[Page excerpt start]

Instead, those fans who supply your rightfully earned millions of dollars simply want a good product. An entertaining product. If one team becomes incredibly powerful because your particular free agency has robbed the NBA a smidge of its drama, you can’t very well blame the fans if they get a little perturbed.
Some would argue that the league is more entertaining when there are super dominant teams. That’s not really relevant. Some would also argue that competitive balance is more entertaining. People have their agency to come to whatever opinion they prefer.
Your consistent social media and podcast whining about how fans just don’t understand basketball and/or NBA work life has outed you as someone who doesn’t understand the fundamental value of your job. To entertain.
You often incredulously respond to tough questions with “what does that even mean?” Let me help.
Look, I make my living as a singer and actor. I literally am an entertainer as well. I am also an artist. I very much love when I have the opportunity to collaborate with my talented friends. Our individual artistic talents combined with our friendships can often lift a production to great heights.
Indeed, the audience is more likely to enjoy a show with many talented players more than they enjoy a show with just one star surrounded by a mediocre supporting cast.
I get where you are coming from on that account. You shouldn’t be penalized for wanting to evolve as a basketball artist via collaboration with other high level artists. For you, it’s about the art of basketball. My artistry is the primary reason I do what I do as well. Both of us would, and frequently do, create our respective arts regardless of public consumption. You live to hoop. It is your art. I feel you.
Yet, the problem with only focusing on the artistic aspect is that the public does matter for our paychecks. The art is also the job. Furthermore, our jobs aren’t completely analogous. My actual job isn’t a competition (getting the job is ultra competitive, but that is something else).

[Page excerpt end]
[Listing start]

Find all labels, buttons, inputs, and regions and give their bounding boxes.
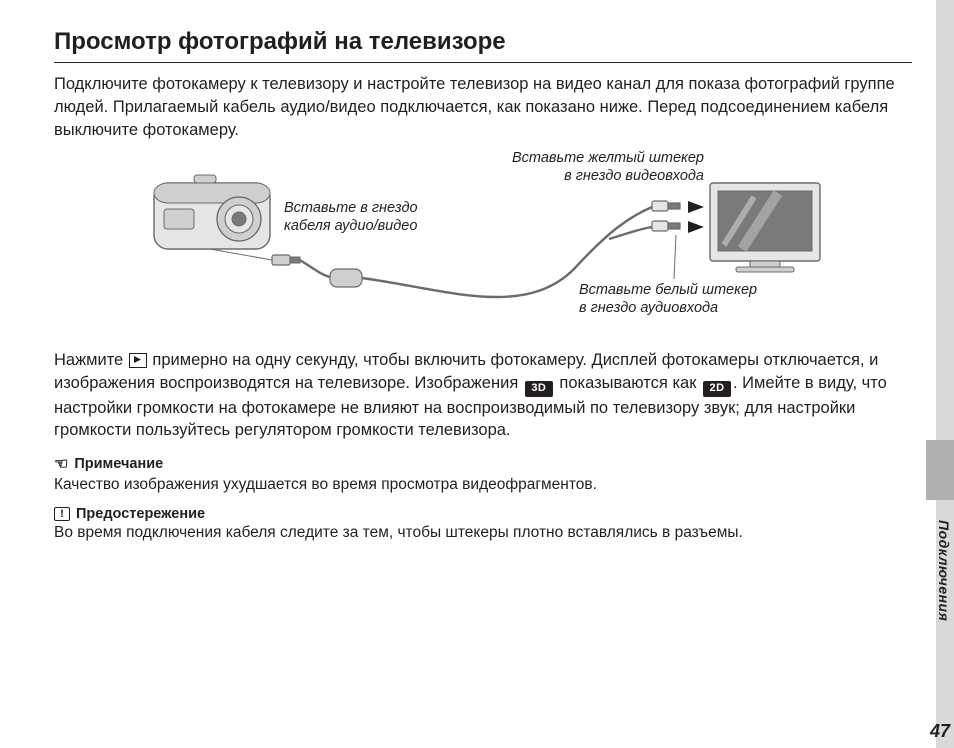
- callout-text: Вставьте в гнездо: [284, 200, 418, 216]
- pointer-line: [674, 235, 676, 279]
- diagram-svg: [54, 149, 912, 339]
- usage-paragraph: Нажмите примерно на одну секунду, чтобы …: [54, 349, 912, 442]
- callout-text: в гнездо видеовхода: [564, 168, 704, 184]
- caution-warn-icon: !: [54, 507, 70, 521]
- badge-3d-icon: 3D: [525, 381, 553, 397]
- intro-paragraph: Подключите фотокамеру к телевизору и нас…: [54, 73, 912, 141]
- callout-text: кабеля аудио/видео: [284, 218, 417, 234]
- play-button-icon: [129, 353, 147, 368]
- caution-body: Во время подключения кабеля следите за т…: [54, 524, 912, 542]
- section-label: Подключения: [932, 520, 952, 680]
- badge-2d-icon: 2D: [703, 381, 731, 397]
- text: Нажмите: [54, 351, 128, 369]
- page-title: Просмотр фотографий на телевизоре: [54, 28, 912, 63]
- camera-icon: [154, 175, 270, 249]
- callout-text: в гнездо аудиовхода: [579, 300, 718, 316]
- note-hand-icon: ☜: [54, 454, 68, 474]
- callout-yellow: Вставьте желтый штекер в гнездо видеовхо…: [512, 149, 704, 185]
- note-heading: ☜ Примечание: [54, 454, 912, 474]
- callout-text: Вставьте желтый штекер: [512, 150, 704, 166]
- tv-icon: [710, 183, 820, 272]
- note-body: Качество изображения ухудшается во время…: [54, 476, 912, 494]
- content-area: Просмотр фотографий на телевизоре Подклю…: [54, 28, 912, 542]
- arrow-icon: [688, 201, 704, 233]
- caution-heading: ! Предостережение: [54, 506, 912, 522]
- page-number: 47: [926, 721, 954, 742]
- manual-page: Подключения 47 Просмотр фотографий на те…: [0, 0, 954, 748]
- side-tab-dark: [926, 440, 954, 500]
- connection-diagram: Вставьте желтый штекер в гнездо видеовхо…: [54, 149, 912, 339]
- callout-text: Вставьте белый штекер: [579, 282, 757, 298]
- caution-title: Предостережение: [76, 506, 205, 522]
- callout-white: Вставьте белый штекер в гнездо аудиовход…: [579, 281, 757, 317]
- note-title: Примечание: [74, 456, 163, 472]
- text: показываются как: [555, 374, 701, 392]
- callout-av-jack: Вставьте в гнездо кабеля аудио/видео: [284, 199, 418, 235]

[Listing end]

**What you should do**
In the passage on NBA free agency, how does the writer make a living? The records play no part in this work.

**Task answer**
As a singer and actor.